> **Do this**
Each line that holds the word "заболевания" counts once; report the total and nothing else.
------ Dataset rows ------
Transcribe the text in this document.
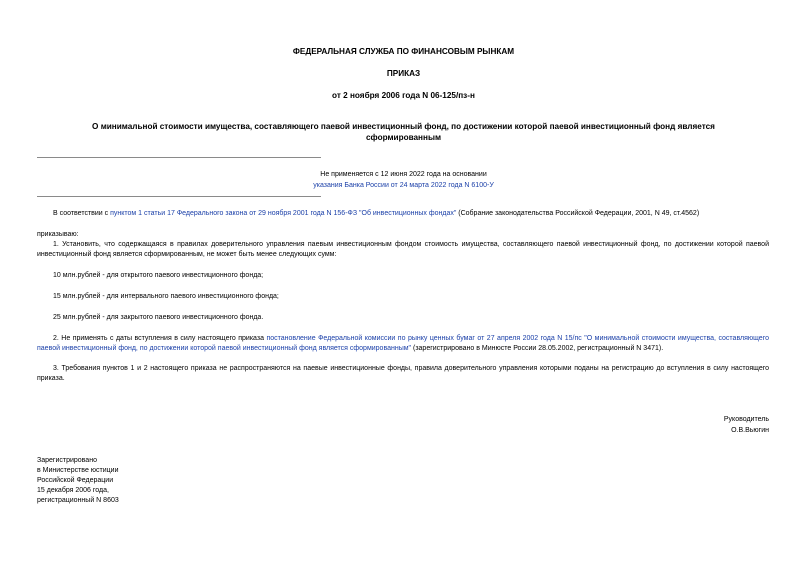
ФЕДЕРАЛЬНАЯ СЛУЖБА ПО ФИНАНСОВЫМ РЫНКАМ
ПРИКАЗ
от 2 ноября 2006 года N 06-125/пз-н
О минимальной стоимости имущества, составляющего паевой инвестиционный фонд, по достижении которой паевой инвестиционный фонд является
сформированным
Не применяется с 12 июня 2022 года на основании
указания Банка России от 24 марта 2022 года N 6100-У
В соответствии с пунктом 1 статьи 17 Федерального закона от 29 ноября 2001 года N 156-ФЗ "Об инвестиционных фондах" (Собрание законодательства Российской Федерации, 2001, N 49, ст.4562)
приказываю:
1. Установить, что содержащаяся в правилах доверительного управления паевым инвестиционным фондом стоимость имущества, составляющего паевой инвестиционный фонд, по достижении которой паевой инвестиционный фонд является сформированным, не может быть менее следующих сумм:
10 млн.рублей - для открытого паевого инвестиционного фонда;
15 млн.рублей - для интервального паевого инвестиционного фонда;
25 млн.рублей - для закрытого паевого инвестиционного фонда.
2. Не применять с даты вступления в силу настоящего приказа постановление Федеральной комиссии по рынку ценных бумаг от 27 апреля 2002 года N 15/пс "О минимальной стоимости имущества, составляющего паевой инвестиционный фонд, по достижении которой паевой инвестиционный фонд является сформированным" (зарегистрировано в Минюсте России 28.05.2002, регистрационный N 3471).
3. Требования пунктов 1 и 2 настоящего приказа не распространяются на паевые инвестиционные фонды, правила доверительного управления которыми поданы на регистрацию до вступления в силу настоящего приказа.
Руководитель
О.В.Вьюгин
Зарегистрировано
в Министерстве юстиции
Российской Федерации
15 декабря 2006 года,
регистрационный N 8603
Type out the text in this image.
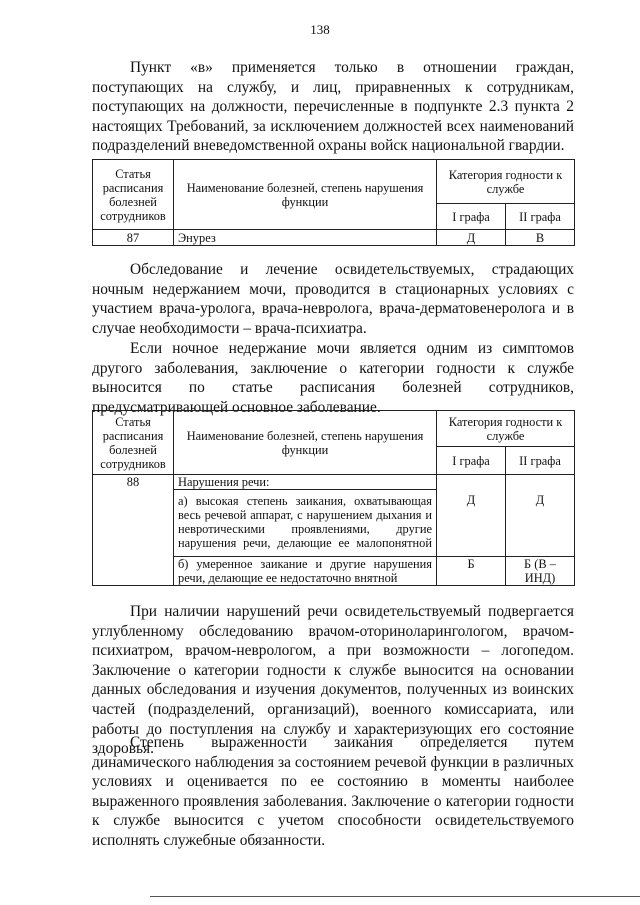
138
Пункт «в» применяется только в отношении граждан, поступающих на службу, и лиц, приравненных к сотрудникам, поступающих на должности, перечисленные в подпункте 2.3 пункта 2 настоящих Требований, за исключением должностей всех наименований подразделений вневедомственной охраны войск национальной гвардии.
Статья расписания болезней сотрудников	Наименование болезней, степень нарушения функции	Категория годности к службе	
		I графа	II графа
87	Энурез	Д	В
Обследование и лечение освидетельствуемых, страдающих ночным недержанием мочи, проводится в стационарных условиях с участием врача-уролога, врача-невролога, врача-дерматовенеролога и в случае необходимости – врача-психиатра.
Если ночное недержание мочи является одним из симптомов другого заболевания, заключение о категории годности к службе выносится по статье расписания болезней сотрудников, предусматривающей основное заболевание.
Статья расписания болезней сотрудников	Наименование болезней, степень нарушения функции	Категория годности к службе	
		I графа	II графа
88	Нарушения речи:	Д	Д
	а) высокая степень заикания, охватывающая весь речевой аппарат, с нарушением дыхания и невротическими проявлениями, другие нарушения речи, делающие ее малопонятной		
	б) умеренное заикание и другие нарушения речи, делающие ее недостаточно внятной	Б	Б (В – ИНД)
При наличии нарушений речи освидетельствуемый подвергается углубленному обследованию врачом-оториноларингологом, врачом-психиатром, врачом-неврологом, а при возможности – логопедом. Заключение о категории годности к службе выносится на основании данных обследования и изучения документов, полученных из воинских частей (подразделений, организаций), военного комиссариата, или работы до поступления на службу и характеризующих его состояние здоровья.
Степень выраженности заикания определяется путем динамического наблюдения за состоянием речевой функции в различных условиях и оценивается по ее состоянию в моменты наиболее выраженного проявления заболевания. Заключение о категории годности к службе выносится с учетом способности освидетельствуемого исполнять служебные обязанности.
------
> **Response**
2